--- BEGIN PROVIDED RECORDS ---
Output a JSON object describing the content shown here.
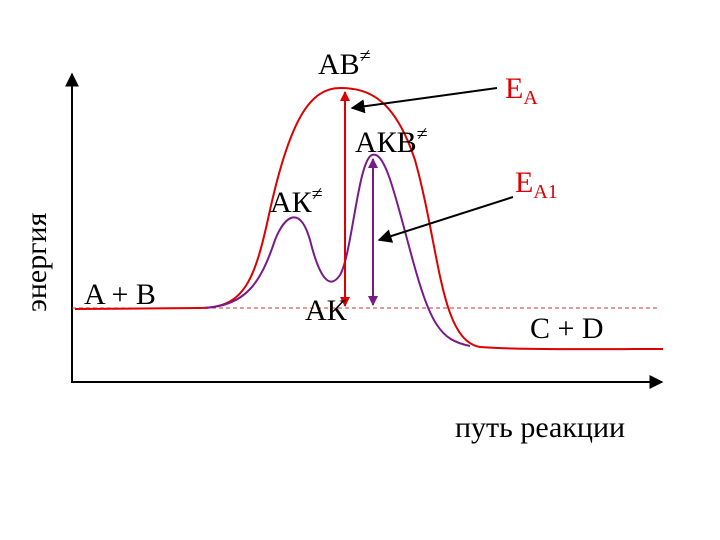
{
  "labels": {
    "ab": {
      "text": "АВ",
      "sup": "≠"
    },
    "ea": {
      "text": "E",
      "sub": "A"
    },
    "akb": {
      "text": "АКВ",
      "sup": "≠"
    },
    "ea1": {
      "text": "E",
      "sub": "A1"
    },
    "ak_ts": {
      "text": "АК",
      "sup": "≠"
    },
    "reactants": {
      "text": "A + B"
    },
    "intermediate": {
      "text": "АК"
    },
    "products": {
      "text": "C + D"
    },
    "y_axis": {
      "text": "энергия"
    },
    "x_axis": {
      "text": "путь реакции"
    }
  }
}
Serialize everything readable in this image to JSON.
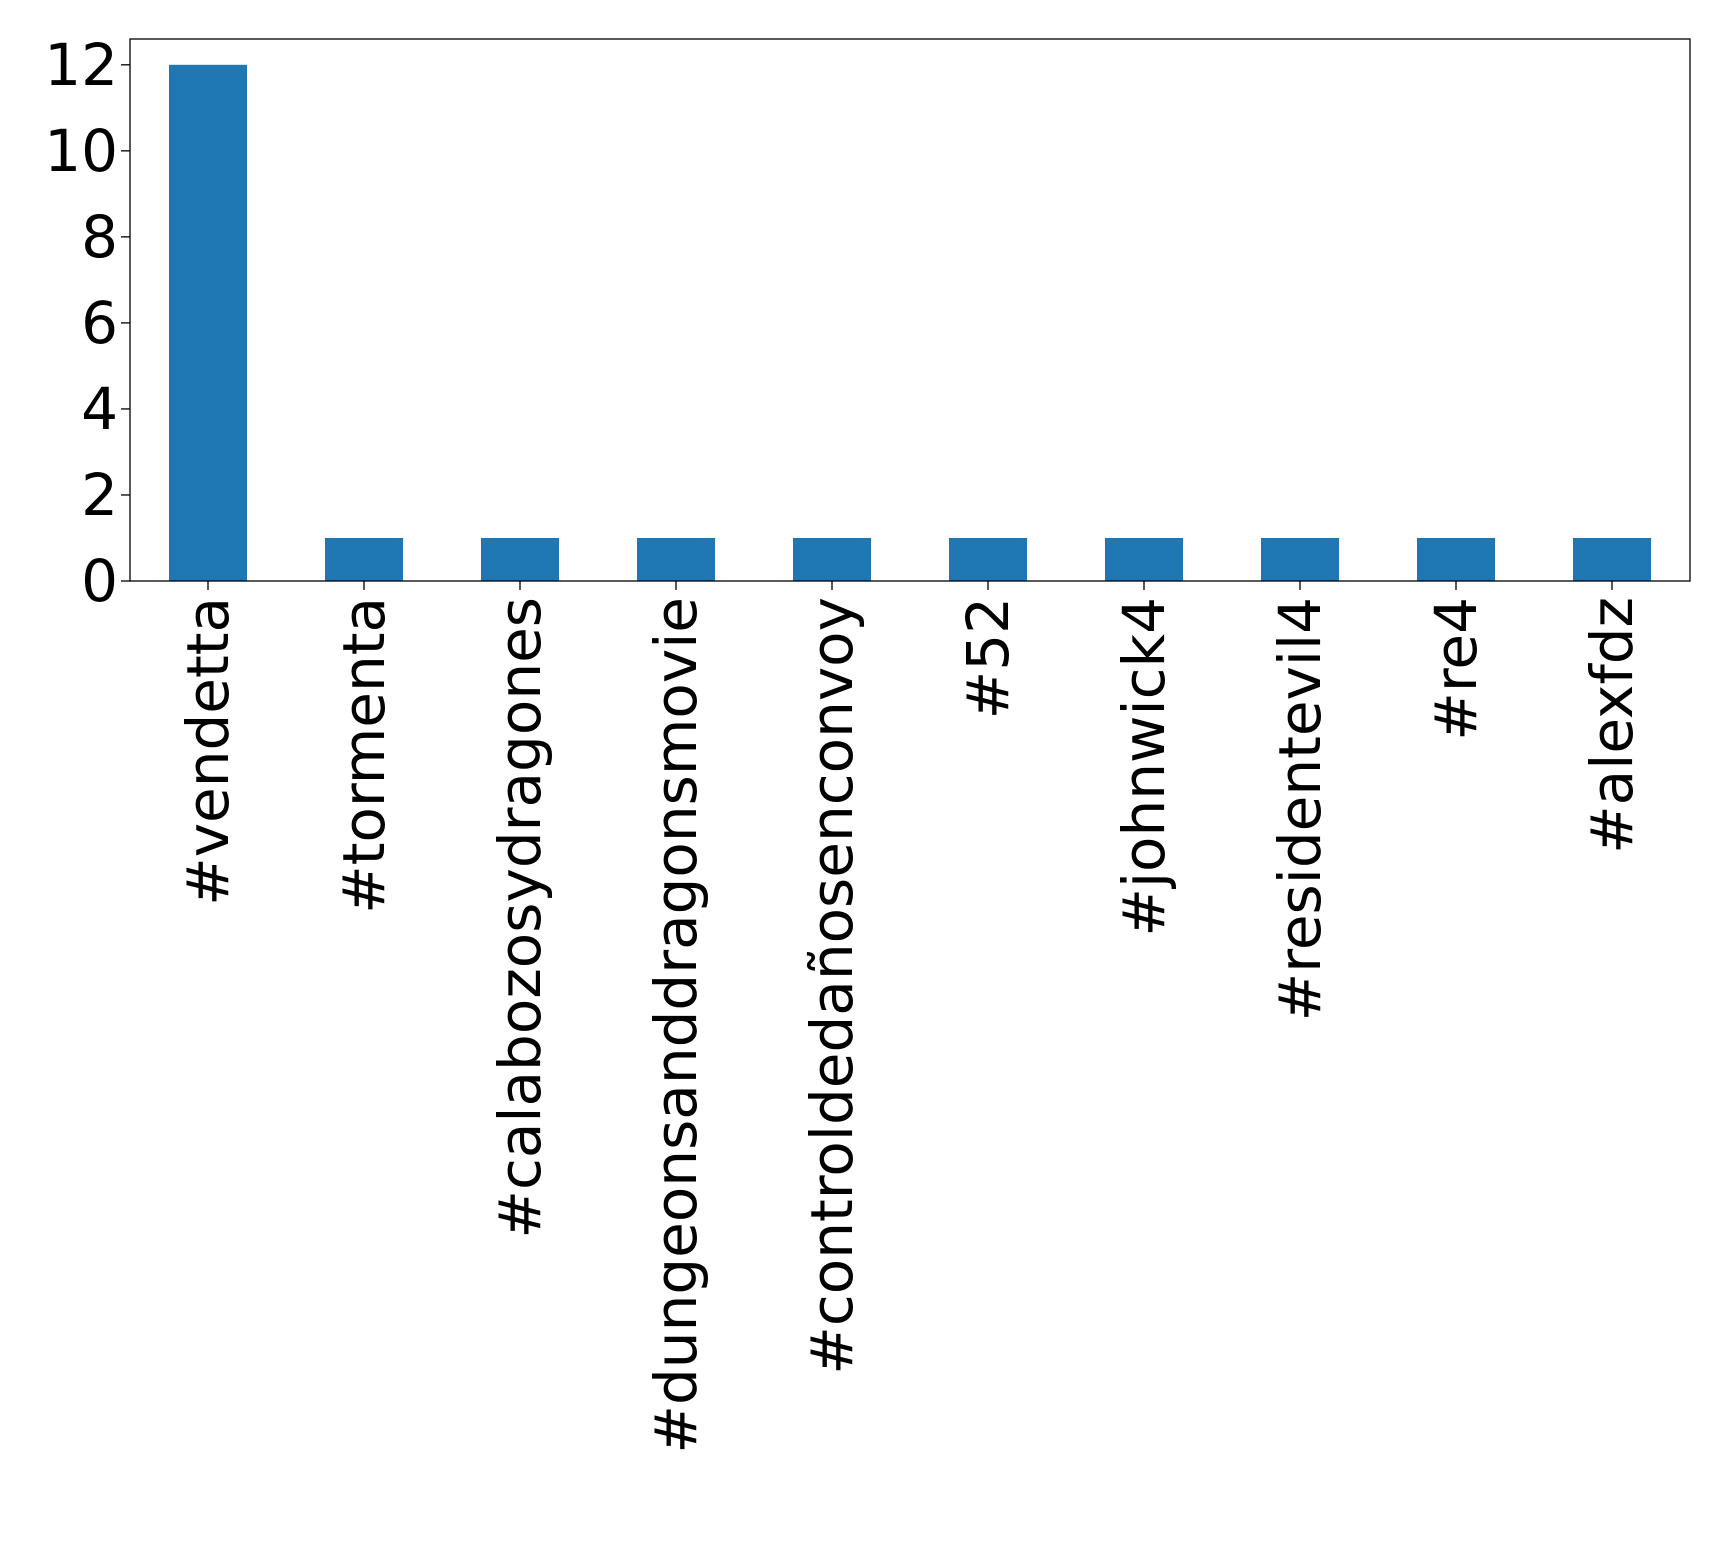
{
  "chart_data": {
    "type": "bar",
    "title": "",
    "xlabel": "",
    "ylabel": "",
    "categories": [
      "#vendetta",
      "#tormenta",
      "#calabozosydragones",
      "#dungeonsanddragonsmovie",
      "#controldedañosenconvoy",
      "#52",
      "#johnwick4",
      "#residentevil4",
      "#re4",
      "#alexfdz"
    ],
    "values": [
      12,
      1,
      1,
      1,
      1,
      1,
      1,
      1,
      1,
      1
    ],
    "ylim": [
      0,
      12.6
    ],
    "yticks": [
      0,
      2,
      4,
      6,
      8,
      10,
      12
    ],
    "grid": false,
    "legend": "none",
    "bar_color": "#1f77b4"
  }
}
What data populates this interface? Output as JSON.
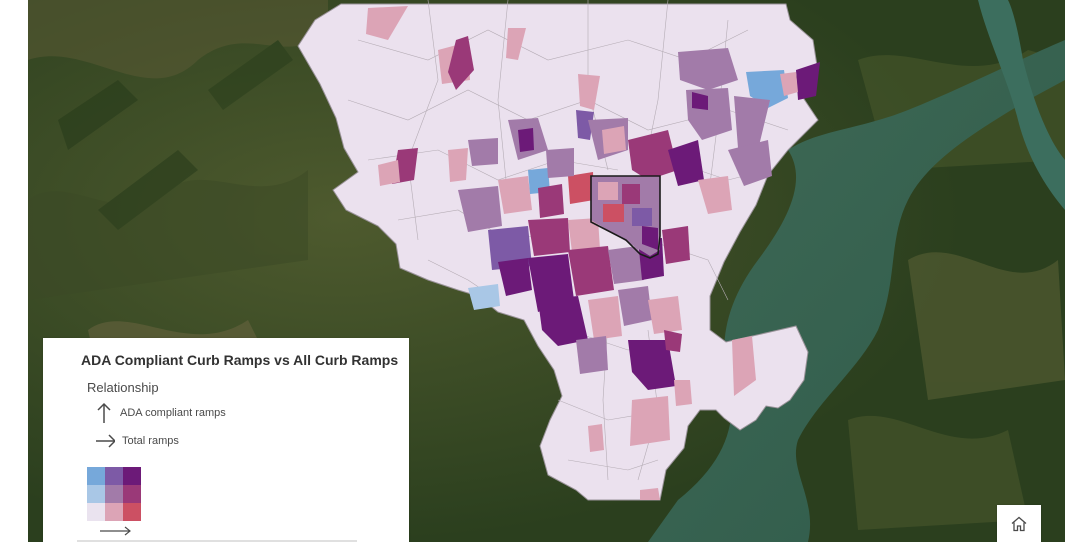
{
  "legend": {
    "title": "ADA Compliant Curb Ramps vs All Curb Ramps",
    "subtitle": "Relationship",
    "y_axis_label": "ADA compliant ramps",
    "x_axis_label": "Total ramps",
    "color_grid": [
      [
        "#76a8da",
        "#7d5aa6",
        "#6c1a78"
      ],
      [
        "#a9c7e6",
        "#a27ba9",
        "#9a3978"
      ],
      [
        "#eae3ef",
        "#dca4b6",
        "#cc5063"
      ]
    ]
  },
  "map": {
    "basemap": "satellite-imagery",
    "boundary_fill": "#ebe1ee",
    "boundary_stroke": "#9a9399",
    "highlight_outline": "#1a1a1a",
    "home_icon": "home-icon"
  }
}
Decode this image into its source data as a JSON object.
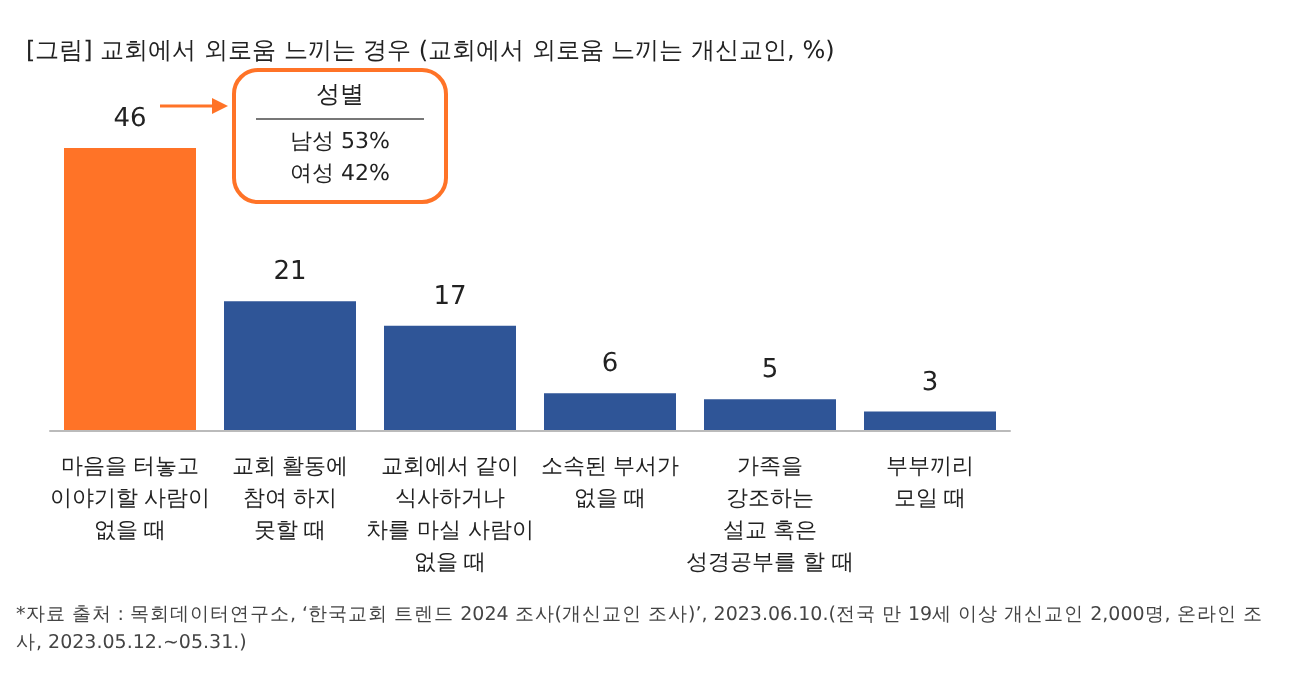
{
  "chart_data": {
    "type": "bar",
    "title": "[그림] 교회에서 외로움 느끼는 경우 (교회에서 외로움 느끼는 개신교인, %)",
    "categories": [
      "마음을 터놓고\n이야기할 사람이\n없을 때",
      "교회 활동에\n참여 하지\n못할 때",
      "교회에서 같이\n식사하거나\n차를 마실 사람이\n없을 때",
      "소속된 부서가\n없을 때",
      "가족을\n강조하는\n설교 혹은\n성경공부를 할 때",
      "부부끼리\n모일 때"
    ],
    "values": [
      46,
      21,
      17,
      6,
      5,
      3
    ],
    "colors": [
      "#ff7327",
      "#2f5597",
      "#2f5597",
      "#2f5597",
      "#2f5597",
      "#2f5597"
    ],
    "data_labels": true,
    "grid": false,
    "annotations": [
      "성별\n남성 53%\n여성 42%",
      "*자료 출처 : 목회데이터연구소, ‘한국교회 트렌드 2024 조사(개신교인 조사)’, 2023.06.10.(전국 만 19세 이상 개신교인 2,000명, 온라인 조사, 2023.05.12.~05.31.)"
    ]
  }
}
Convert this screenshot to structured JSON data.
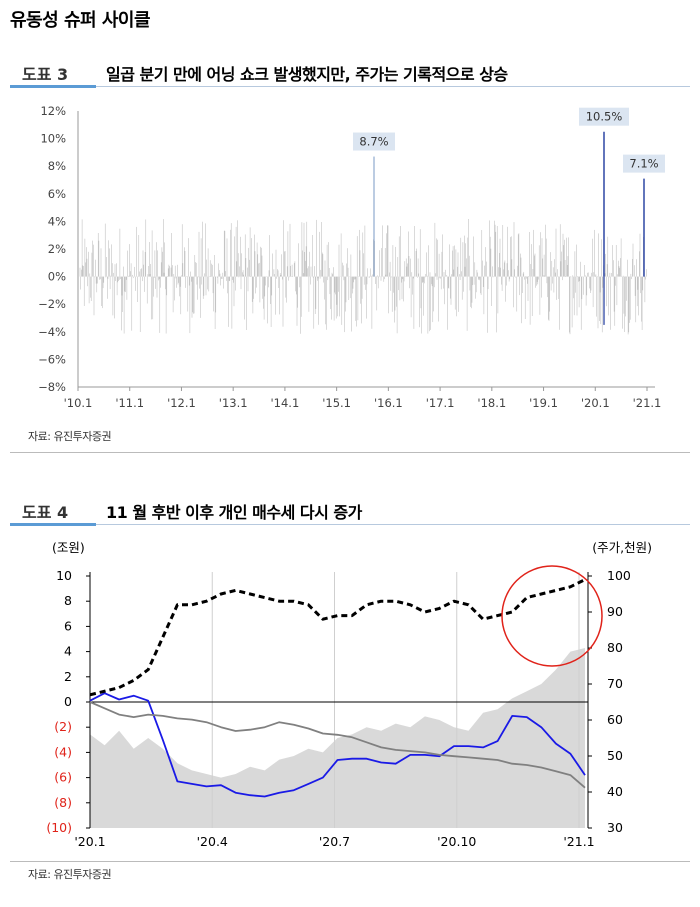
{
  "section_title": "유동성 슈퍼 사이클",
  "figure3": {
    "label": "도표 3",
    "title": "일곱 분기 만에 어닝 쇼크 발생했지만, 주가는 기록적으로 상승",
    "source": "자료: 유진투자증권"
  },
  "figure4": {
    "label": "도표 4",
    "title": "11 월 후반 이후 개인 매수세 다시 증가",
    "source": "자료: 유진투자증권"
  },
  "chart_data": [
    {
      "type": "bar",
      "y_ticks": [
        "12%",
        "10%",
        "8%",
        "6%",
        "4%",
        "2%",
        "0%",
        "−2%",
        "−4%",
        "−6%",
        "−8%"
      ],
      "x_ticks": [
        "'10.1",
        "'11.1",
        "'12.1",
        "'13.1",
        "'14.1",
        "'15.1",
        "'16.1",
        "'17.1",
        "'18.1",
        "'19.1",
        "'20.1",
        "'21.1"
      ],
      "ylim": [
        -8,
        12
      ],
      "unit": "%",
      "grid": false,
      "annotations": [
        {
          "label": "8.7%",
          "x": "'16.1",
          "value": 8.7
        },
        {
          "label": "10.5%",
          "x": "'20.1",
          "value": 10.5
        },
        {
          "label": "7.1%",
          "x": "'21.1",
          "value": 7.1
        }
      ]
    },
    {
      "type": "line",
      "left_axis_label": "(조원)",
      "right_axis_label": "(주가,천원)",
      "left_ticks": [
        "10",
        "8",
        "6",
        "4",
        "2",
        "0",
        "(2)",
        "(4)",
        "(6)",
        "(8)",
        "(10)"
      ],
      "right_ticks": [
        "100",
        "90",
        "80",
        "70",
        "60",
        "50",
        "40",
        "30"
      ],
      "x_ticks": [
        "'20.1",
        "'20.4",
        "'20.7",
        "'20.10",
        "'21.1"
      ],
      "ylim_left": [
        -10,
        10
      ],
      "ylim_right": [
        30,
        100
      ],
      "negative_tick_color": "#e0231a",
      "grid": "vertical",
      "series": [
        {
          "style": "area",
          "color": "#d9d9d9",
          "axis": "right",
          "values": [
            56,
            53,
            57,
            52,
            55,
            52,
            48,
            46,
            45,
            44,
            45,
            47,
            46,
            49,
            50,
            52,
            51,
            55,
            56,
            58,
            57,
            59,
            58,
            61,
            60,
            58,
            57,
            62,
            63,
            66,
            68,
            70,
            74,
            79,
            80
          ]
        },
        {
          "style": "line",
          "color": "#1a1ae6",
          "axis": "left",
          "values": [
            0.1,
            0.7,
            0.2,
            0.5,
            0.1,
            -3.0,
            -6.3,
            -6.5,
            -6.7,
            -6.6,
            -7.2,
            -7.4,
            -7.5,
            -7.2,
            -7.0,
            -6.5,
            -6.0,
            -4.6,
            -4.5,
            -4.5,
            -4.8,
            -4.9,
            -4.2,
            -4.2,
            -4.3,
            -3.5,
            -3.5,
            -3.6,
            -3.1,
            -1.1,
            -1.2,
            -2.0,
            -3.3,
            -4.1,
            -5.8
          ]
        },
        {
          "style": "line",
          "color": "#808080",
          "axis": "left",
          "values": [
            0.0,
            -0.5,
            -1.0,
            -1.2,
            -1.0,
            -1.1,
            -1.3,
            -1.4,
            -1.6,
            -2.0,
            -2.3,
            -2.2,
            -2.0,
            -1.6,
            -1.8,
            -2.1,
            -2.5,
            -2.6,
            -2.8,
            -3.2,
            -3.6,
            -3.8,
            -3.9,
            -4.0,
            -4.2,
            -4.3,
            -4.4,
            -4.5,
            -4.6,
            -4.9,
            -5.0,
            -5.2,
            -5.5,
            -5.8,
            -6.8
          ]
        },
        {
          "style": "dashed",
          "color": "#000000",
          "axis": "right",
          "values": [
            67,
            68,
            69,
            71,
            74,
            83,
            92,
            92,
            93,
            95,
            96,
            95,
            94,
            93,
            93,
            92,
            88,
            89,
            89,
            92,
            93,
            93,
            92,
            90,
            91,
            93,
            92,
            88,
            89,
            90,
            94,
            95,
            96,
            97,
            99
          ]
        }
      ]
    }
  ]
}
--- END PROVIDED RECORDS ---
The material above must be printed exactly, with its pictures left out.

Output a JSON object describing the content shown here.
{
  "labels": {
    "ab": {
      "text": "АВ",
      "sup": "≠"
    },
    "ea": {
      "text": "E",
      "sub": "A"
    },
    "akb": {
      "text": "АКВ",
      "sup": "≠"
    },
    "ea1": {
      "text": "E",
      "sub": "A1"
    },
    "ak_ts": {
      "text": "АК",
      "sup": "≠"
    },
    "reactants": {
      "text": "A + B"
    },
    "intermediate": {
      "text": "АК"
    },
    "products": {
      "text": "C + D"
    },
    "y_axis": {
      "text": "энергия"
    },
    "x_axis": {
      "text": "путь реакции"
    }
  }
}
Serialize everything readable in this image to JSON.
{
  "chart_data": {
    "type": "bar",
    "title": "",
    "xlabel": "",
    "ylabel": "",
    "categories": [
      "#vendetta",
      "#tormenta",
      "#calabozosydragones",
      "#dungeonsanddragonsmovie",
      "#controldedañosenconvoy",
      "#52",
      "#johnwick4",
      "#residentevil4",
      "#re4",
      "#alexfdz"
    ],
    "values": [
      12,
      1,
      1,
      1,
      1,
      1,
      1,
      1,
      1,
      1
    ],
    "ylim": [
      0,
      12.6
    ],
    "yticks": [
      0,
      2,
      4,
      6,
      8,
      10,
      12
    ],
    "grid": false,
    "legend": "none",
    "bar_color": "#1f77b4"
  }
}
What data populates this interface? Output as JSON.
{
  "legend": {
    "title": "ADA Compliant Curb Ramps vs All Curb Ramps",
    "subtitle": "Relationship",
    "y_axis_label": "ADA compliant ramps",
    "x_axis_label": "Total ramps",
    "color_grid": [
      [
        "#76a8da",
        "#7d5aa6",
        "#6c1a78"
      ],
      [
        "#a9c7e6",
        "#a27ba9",
        "#9a3978"
      ],
      [
        "#eae3ef",
        "#dca4b6",
        "#cc5063"
      ]
    ]
  },
  "map": {
    "basemap": "satellite-imagery",
    "boundary_fill": "#ebe1ee",
    "boundary_stroke": "#9a9399",
    "highlight_outline": "#1a1a1a",
    "home_icon": "home-icon"
  }
}
Decode this image into its source data as a JSON object.
{
  "chart_data": {
    "type": "bar",
    "title": "[그림] 교회에서 외로움 느끼는 경우 (교회에서 외로움 느끼는 개신교인, %)",
    "categories": [
      "마음을 터놓고\n이야기할 사람이\n없을 때",
      "교회 활동에\n참여 하지\n못할 때",
      "교회에서 같이\n식사하거나\n차를 마실 사람이\n없을 때",
      "소속된 부서가\n없을 때",
      "가족을\n강조하는\n설교 혹은\n성경공부를 할 때",
      "부부끼리\n모일 때"
    ],
    "values": [
      46,
      21,
      17,
      6,
      5,
      3
    ],
    "colors": [
      "#ff7327",
      "#2f5597",
      "#2f5597",
      "#2f5597",
      "#2f5597",
      "#2f5597"
    ],
    "data_labels": true,
    "grid": false,
    "annotations": [
      "성별\n남성 53%\n여성 42%",
      "*자료 출처 : 목회데이터연구소, ‘한국교회 트렌드 2024 조사(개신교인 조사)’, 2023.06.10.(전국 만 19세 이상 개신교인 2,000명, 온라인 조사, 2023.05.12.~05.31.)"
    ]
  }
}
Convert this screenshot to structured JSON data.
{
  "section_title": "유동성 슈퍼 사이클",
  "figure3": {
    "label": "도표 3",
    "title": "일곱 분기 만에 어닝 쇼크 발생했지만, 주가는 기록적으로 상승",
    "source": "자료: 유진투자증권"
  },
  "figure4": {
    "label": "도표 4",
    "title": "11 월 후반 이후 개인 매수세 다시 증가",
    "source": "자료: 유진투자증권"
  },
  "chart_data": [
    {
      "type": "bar",
      "y_ticks": [
        "12%",
        "10%",
        "8%",
        "6%",
        "4%",
        "2%",
        "0%",
        "−2%",
        "−4%",
        "−6%",
        "−8%"
      ],
      "x_ticks": [
        "'10.1",
        "'11.1",
        "'12.1",
        "'13.1",
        "'14.1",
        "'15.1",
        "'16.1",
        "'17.1",
        "'18.1",
        "'19.1",
        "'20.1",
        "'21.1"
      ],
      "ylim": [
        -8,
        12
      ],
      "unit": "%",
      "grid": false,
      "annotations": [
        {
          "label": "8.7%",
          "x": "'16.1",
          "value": 8.7
        },
        {
          "label": "10.5%",
          "x": "'20.1",
          "value": 10.5
        },
        {
          "label": "7.1%",
          "x": "'21.1",
          "value": 7.1
        }
      ]
    },
    {
      "type": "line",
      "left_axis_label": "(조원)",
      "right_axis_label": "(주가,천원)",
      "left_ticks": [
        "10",
        "8",
        "6",
        "4",
        "2",
        "0",
        "(2)",
        "(4)",
        "(6)",
        "(8)",
        "(10)"
      ],
      "right_ticks": [
        "100",
        "90",
        "80",
        "70",
        "60",
        "50",
        "40",
        "30"
      ],
      "x_ticks": [
        "'20.1",
        "'20.4",
        "'20.7",
        "'20.10",
        "'21.1"
      ],
      "ylim_left": [
        -10,
        10
      ],
      "ylim_right": [
        30,
        100
      ],
      "negative_tick_color": "#e0231a",
      "grid": "vertical",
      "series": [
        {
          "style": "area",
          "color": "#d9d9d9",
          "axis": "right",
          "values": [
            56,
            53,
            57,
            52,
            55,
            52,
            48,
            46,
            45,
            44,
            45,
            47,
            46,
            49,
            50,
            52,
            51,
            55,
            56,
            58,
            57,
            59,
            58,
            61,
            60,
            58,
            57,
            62,
            63,
            66,
            68,
            70,
            74,
            79,
            80
          ]
        },
        {
          "style": "line",
          "color": "#1a1ae6",
          "axis": "left",
          "values": [
            0.1,
            0.7,
            0.2,
            0.5,
            0.1,
            -3.0,
            -6.3,
            -6.5,
            -6.7,
            -6.6,
            -7.2,
            -7.4,
            -7.5,
            -7.2,
            -7.0,
            -6.5,
            -6.0,
            -4.6,
            -4.5,
            -4.5,
            -4.8,
            -4.9,
            -4.2,
            -4.2,
            -4.3,
            -3.5,
            -3.5,
            -3.6,
            -3.1,
            -1.1,
            -1.2,
            -2.0,
            -3.3,
            -4.1,
            -5.8
          ]
        },
        {
          "style": "line",
          "color": "#808080",
          "axis": "left",
          "values": [
            0.0,
            -0.5,
            -1.0,
            -1.2,
            -1.0,
            -1.1,
            -1.3,
            -1.4,
            -1.6,
            -2.0,
            -2.3,
            -2.2,
            -2.0,
            -1.6,
            -1.8,
            -2.1,
            -2.5,
            -2.6,
            -2.8,
            -3.2,
            -3.6,
            -3.8,
            -3.9,
            -4.0,
            -4.2,
            -4.3,
            -4.4,
            -4.5,
            -4.6,
            -4.9,
            -5.0,
            -5.2,
            -5.5,
            -5.8,
            -6.8
          ]
        },
        {
          "style": "dashed",
          "color": "#000000",
          "axis": "right",
          "values": [
            67,
            68,
            69,
            71,
            74,
            83,
            92,
            92,
            93,
            95,
            96,
            95,
            94,
            93,
            93,
            92,
            88,
            89,
            89,
            92,
            93,
            93,
            92,
            90,
            91,
            93,
            92,
            88,
            89,
            90,
            94,
            95,
            96,
            97,
            99
          ]
        }
      ]
    }
  ]
}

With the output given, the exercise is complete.